## EXERCISE REQUIREMENTS
Under this task are some entries; return every one of them exactly.

## EXERCISE INPUTS
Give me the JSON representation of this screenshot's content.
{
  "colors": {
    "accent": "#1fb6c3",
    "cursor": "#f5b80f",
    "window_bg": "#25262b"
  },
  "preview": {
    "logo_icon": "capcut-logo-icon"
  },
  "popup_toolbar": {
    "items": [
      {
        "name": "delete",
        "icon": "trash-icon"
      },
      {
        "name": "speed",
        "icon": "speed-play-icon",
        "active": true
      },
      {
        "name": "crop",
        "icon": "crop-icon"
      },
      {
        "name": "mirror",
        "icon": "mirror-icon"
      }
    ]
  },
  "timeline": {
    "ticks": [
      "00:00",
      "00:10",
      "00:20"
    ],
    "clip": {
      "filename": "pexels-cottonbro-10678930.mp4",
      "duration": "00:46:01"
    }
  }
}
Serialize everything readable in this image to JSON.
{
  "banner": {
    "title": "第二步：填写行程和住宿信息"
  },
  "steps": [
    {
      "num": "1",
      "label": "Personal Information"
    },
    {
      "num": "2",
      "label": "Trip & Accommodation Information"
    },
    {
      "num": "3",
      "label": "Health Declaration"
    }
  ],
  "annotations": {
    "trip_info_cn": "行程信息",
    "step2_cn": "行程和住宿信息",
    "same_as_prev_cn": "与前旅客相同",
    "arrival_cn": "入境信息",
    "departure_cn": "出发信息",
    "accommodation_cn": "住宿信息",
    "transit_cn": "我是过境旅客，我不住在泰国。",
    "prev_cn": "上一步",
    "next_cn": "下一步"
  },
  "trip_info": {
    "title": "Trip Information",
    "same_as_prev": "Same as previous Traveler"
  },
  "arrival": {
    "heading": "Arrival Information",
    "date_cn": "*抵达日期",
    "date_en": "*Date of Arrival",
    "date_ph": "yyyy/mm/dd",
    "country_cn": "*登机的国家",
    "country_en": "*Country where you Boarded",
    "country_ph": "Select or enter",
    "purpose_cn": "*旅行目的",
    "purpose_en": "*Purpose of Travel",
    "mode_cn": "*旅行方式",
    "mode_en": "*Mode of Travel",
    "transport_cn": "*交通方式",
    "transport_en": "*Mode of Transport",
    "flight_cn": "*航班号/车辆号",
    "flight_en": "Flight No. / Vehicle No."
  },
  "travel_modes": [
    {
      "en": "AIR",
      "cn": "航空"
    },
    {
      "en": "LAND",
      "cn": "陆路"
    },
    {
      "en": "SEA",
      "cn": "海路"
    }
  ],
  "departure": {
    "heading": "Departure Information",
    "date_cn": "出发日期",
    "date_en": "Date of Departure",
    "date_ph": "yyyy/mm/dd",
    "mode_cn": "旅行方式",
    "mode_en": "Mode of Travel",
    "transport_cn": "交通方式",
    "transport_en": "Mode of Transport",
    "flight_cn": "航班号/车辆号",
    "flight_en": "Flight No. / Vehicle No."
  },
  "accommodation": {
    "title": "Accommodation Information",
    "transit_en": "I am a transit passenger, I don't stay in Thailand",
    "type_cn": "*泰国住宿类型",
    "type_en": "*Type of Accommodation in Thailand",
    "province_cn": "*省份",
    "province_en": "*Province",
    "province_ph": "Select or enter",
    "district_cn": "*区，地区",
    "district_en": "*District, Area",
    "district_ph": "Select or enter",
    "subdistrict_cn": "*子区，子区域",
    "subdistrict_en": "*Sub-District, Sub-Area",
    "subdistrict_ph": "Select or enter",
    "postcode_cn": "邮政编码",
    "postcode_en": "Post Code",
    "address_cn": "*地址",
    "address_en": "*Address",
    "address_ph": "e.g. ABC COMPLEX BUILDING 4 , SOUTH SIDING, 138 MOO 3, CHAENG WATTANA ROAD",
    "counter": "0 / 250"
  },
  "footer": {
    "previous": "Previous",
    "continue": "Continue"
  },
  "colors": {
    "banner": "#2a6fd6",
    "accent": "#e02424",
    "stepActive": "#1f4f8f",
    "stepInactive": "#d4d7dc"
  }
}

## SOLUTION TO THE EXERCISE
Give me the JSON representation of this screenshot's content.
{
  "colors": {
    "accent": "#1fb6c3",
    "cursor": "#f5b80f",
    "window_bg": "#25262b"
  },
  "preview": {
    "logo_icon": "capcut-logo-icon"
  },
  "popup_toolbar": {
    "items": [
      {
        "name": "delete",
        "icon": "trash-icon"
      },
      {
        "name": "speed",
        "icon": "speed-play-icon",
        "active": true
      },
      {
        "name": "crop",
        "icon": "crop-icon"
      },
      {
        "name": "mirror",
        "icon": "mirror-icon"
      }
    ]
  },
  "timeline": {
    "ticks": [
      "00:00",
      "00:10",
      "00:20"
    ],
    "clip": {
      "filename": "pexels-cottonbro-10678930.mp4",
      "duration": "00:46:01"
    }
  }
}
Serialize everything readable in this image to JSON.
{
  "banner": {
    "title": "第二步：填写行程和住宿信息"
  },
  "steps": [
    {
      "num": "1",
      "label": "Personal Information"
    },
    {
      "num": "2",
      "label": "Trip & Accommodation Information"
    },
    {
      "num": "3",
      "label": "Health Declaration"
    }
  ],
  "annotations": {
    "trip_info_cn": "行程信息",
    "step2_cn": "行程和住宿信息",
    "same_as_prev_cn": "与前旅客相同",
    "arrival_cn": "入境信息",
    "departure_cn": "出发信息",
    "accommodation_cn": "住宿信息",
    "transit_cn": "我是过境旅客，我不住在泰国。",
    "prev_cn": "上一步",
    "next_cn": "下一步"
  },
  "trip_info": {
    "title": "Trip Information",
    "same_as_prev": "Same as previous Traveler"
  },
  "arrival": {
    "heading": "Arrival Information",
    "date_cn": "*抵达日期",
    "date_en": "*Date of Arrival",
    "date_ph": "yyyy/mm/dd",
    "country_cn": "*登机的国家",
    "country_en": "*Country where you Boarded",
    "country_ph": "Select or enter",
    "purpose_cn": "*旅行目的",
    "purpose_en": "*Purpose of Travel",
    "mode_cn": "*旅行方式",
    "mode_en": "*Mode of Travel",
    "transport_cn": "*交通方式",
    "transport_en": "*Mode of Transport",
    "flight_cn": "*航班号/车辆号",
    "flight_en": "Flight No. / Vehicle No."
  },
  "travel_modes": [
    {
      "en": "AIR",
      "cn": "航空"
    },
    {
      "en": "LAND",
      "cn": "陆路"
    },
    {
      "en": "SEA",
      "cn": "海路"
    }
  ],
  "departure": {
    "heading": "Departure Information",
    "date_cn": "出发日期",
    "date_en": "Date of Departure",
    "date_ph": "yyyy/mm/dd",
    "mode_cn": "旅行方式",
    "mode_en": "Mode of Travel",
    "transport_cn": "交通方式",
    "transport_en": "Mode of Transport",
    "flight_cn": "航班号/车辆号",
    "flight_en": "Flight No. / Vehicle No."
  },
  "accommodation": {
    "title": "Accommodation Information",
    "transit_en": "I am a transit passenger, I don't stay in Thailand",
    "type_cn": "*泰国住宿类型",
    "type_en": "*Type of Accommodation in Thailand",
    "province_cn": "*省份",
    "province_en": "*Province",
    "province_ph": "Select or enter",
    "district_cn": "*区，地区",
    "district_en": "*District, Area",
    "district_ph": "Select or enter",
    "subdistrict_cn": "*子区，子区域",
    "subdistrict_en": "*Sub-District, Sub-Area",
    "subdistrict_ph": "Select or enter",
    "postcode_cn": "邮政编码",
    "postcode_en": "Post Code",
    "address_cn": "*地址",
    "address_en": "*Address",
    "address_ph": "e.g. ABC COMPLEX BUILDING 4 , SOUTH SIDING, 138 MOO 3, CHAENG WATTANA ROAD",
    "counter": "0 / 250"
  },
  "footer": {
    "previous": "Previous",
    "continue": "Continue"
  },
  "colors": {
    "banner": "#2a6fd6",
    "accent": "#e02424",
    "stepActive": "#1f4f8f",
    "stepInactive": "#d4d7dc"
  }
}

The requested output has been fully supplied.